Repeat the records below exactly, leaving out every picture.
-- MATERIAL PROVIDED start --
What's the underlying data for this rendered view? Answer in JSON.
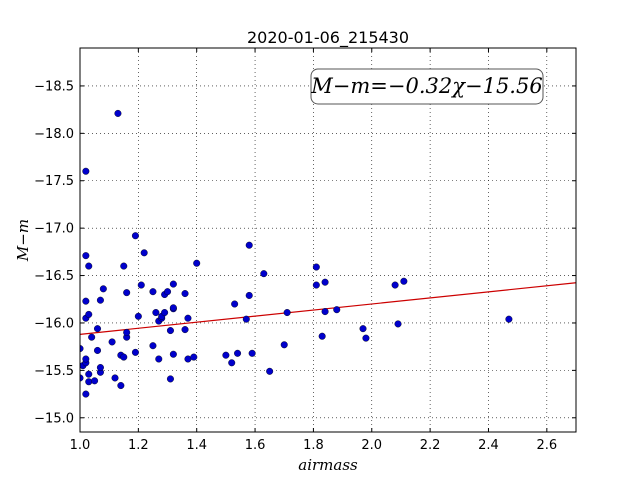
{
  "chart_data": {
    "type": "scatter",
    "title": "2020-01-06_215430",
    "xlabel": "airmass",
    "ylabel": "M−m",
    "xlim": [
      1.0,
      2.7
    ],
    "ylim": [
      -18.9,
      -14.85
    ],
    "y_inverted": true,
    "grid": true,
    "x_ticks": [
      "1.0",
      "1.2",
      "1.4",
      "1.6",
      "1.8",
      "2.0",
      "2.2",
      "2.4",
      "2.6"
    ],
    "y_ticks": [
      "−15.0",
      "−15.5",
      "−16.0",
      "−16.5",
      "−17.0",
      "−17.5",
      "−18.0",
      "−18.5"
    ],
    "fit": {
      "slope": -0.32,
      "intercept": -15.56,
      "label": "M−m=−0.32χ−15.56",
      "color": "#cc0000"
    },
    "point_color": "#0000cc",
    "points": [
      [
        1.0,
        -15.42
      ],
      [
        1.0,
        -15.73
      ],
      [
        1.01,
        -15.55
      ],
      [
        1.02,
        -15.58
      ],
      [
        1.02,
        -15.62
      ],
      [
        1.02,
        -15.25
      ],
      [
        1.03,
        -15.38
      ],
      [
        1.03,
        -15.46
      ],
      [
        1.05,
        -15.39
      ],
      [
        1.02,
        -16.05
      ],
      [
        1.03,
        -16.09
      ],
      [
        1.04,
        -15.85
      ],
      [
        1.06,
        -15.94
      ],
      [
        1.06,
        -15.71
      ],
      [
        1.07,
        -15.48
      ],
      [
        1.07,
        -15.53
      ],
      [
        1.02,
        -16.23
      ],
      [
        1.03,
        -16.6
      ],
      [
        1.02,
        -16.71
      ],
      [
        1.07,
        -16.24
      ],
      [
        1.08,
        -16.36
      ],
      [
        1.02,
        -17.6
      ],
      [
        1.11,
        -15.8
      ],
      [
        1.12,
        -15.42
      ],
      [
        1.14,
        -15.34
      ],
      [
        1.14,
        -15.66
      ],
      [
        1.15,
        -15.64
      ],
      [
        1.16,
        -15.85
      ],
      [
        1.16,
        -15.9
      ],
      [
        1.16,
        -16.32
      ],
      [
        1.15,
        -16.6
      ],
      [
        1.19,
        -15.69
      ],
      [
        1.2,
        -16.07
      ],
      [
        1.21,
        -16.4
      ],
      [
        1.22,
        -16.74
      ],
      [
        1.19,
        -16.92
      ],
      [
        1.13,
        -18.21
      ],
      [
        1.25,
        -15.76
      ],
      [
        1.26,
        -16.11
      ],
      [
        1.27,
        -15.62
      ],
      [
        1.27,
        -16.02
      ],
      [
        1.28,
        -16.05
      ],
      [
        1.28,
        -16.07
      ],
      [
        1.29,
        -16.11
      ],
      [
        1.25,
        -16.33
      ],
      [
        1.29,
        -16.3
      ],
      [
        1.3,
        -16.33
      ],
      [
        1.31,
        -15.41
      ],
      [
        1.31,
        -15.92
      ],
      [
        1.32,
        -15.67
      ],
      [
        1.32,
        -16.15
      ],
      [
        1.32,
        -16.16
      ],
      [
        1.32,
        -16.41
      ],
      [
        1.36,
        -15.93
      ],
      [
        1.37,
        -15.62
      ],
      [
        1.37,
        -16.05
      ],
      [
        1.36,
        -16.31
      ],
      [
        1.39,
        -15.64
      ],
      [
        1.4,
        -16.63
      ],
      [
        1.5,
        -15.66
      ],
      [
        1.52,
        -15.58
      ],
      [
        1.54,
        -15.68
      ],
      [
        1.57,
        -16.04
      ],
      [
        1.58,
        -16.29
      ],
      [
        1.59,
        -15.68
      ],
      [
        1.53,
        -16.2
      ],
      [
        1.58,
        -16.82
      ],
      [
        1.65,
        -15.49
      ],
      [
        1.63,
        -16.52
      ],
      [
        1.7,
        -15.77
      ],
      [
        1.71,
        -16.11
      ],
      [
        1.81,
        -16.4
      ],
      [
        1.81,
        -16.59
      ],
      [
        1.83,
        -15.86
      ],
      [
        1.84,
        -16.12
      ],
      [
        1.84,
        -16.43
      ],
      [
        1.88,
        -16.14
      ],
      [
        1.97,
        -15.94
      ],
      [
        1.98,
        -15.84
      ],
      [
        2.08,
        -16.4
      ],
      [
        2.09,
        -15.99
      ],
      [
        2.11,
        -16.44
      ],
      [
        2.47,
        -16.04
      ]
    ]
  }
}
-- MATERIAL PROVIDED end --
— OUTPUT OF THE EXERCISE —
What's the underlying data for this rendered view? Answer in JSON.
{
  "chart_data": {
    "type": "scatter",
    "title": "2020-01-06_215430",
    "xlabel": "airmass",
    "ylabel": "M−m",
    "xlim": [
      1.0,
      2.7
    ],
    "ylim": [
      -18.9,
      -14.85
    ],
    "y_inverted": true,
    "grid": true,
    "x_ticks": [
      "1.0",
      "1.2",
      "1.4",
      "1.6",
      "1.8",
      "2.0",
      "2.2",
      "2.4",
      "2.6"
    ],
    "y_ticks": [
      "−15.0",
      "−15.5",
      "−16.0",
      "−16.5",
      "−17.0",
      "−17.5",
      "−18.0",
      "−18.5"
    ],
    "fit": {
      "slope": -0.32,
      "intercept": -15.56,
      "label": "M−m=−0.32χ−15.56",
      "color": "#cc0000"
    },
    "point_color": "#0000cc",
    "points": [
      [
        1.0,
        -15.42
      ],
      [
        1.0,
        -15.73
      ],
      [
        1.01,
        -15.55
      ],
      [
        1.02,
        -15.58
      ],
      [
        1.02,
        -15.62
      ],
      [
        1.02,
        -15.25
      ],
      [
        1.03,
        -15.38
      ],
      [
        1.03,
        -15.46
      ],
      [
        1.05,
        -15.39
      ],
      [
        1.02,
        -16.05
      ],
      [
        1.03,
        -16.09
      ],
      [
        1.04,
        -15.85
      ],
      [
        1.06,
        -15.94
      ],
      [
        1.06,
        -15.71
      ],
      [
        1.07,
        -15.48
      ],
      [
        1.07,
        -15.53
      ],
      [
        1.02,
        -16.23
      ],
      [
        1.03,
        -16.6
      ],
      [
        1.02,
        -16.71
      ],
      [
        1.07,
        -16.24
      ],
      [
        1.08,
        -16.36
      ],
      [
        1.02,
        -17.6
      ],
      [
        1.11,
        -15.8
      ],
      [
        1.12,
        -15.42
      ],
      [
        1.14,
        -15.34
      ],
      [
        1.14,
        -15.66
      ],
      [
        1.15,
        -15.64
      ],
      [
        1.16,
        -15.85
      ],
      [
        1.16,
        -15.9
      ],
      [
        1.16,
        -16.32
      ],
      [
        1.15,
        -16.6
      ],
      [
        1.19,
        -15.69
      ],
      [
        1.2,
        -16.07
      ],
      [
        1.21,
        -16.4
      ],
      [
        1.22,
        -16.74
      ],
      [
        1.19,
        -16.92
      ],
      [
        1.13,
        -18.21
      ],
      [
        1.25,
        -15.76
      ],
      [
        1.26,
        -16.11
      ],
      [
        1.27,
        -15.62
      ],
      [
        1.27,
        -16.02
      ],
      [
        1.28,
        -16.05
      ],
      [
        1.28,
        -16.07
      ],
      [
        1.29,
        -16.11
      ],
      [
        1.25,
        -16.33
      ],
      [
        1.29,
        -16.3
      ],
      [
        1.3,
        -16.33
      ],
      [
        1.31,
        -15.41
      ],
      [
        1.31,
        -15.92
      ],
      [
        1.32,
        -15.67
      ],
      [
        1.32,
        -16.15
      ],
      [
        1.32,
        -16.16
      ],
      [
        1.32,
        -16.41
      ],
      [
        1.36,
        -15.93
      ],
      [
        1.37,
        -15.62
      ],
      [
        1.37,
        -16.05
      ],
      [
        1.36,
        -16.31
      ],
      [
        1.39,
        -15.64
      ],
      [
        1.4,
        -16.63
      ],
      [
        1.5,
        -15.66
      ],
      [
        1.52,
        -15.58
      ],
      [
        1.54,
        -15.68
      ],
      [
        1.57,
        -16.04
      ],
      [
        1.58,
        -16.29
      ],
      [
        1.59,
        -15.68
      ],
      [
        1.53,
        -16.2
      ],
      [
        1.58,
        -16.82
      ],
      [
        1.65,
        -15.49
      ],
      [
        1.63,
        -16.52
      ],
      [
        1.7,
        -15.77
      ],
      [
        1.71,
        -16.11
      ],
      [
        1.81,
        -16.4
      ],
      [
        1.81,
        -16.59
      ],
      [
        1.83,
        -15.86
      ],
      [
        1.84,
        -16.12
      ],
      [
        1.84,
        -16.43
      ],
      [
        1.88,
        -16.14
      ],
      [
        1.97,
        -15.94
      ],
      [
        1.98,
        -15.84
      ],
      [
        2.08,
        -16.4
      ],
      [
        2.09,
        -15.99
      ],
      [
        2.11,
        -16.44
      ],
      [
        2.47,
        -16.04
      ]
    ]
  }
}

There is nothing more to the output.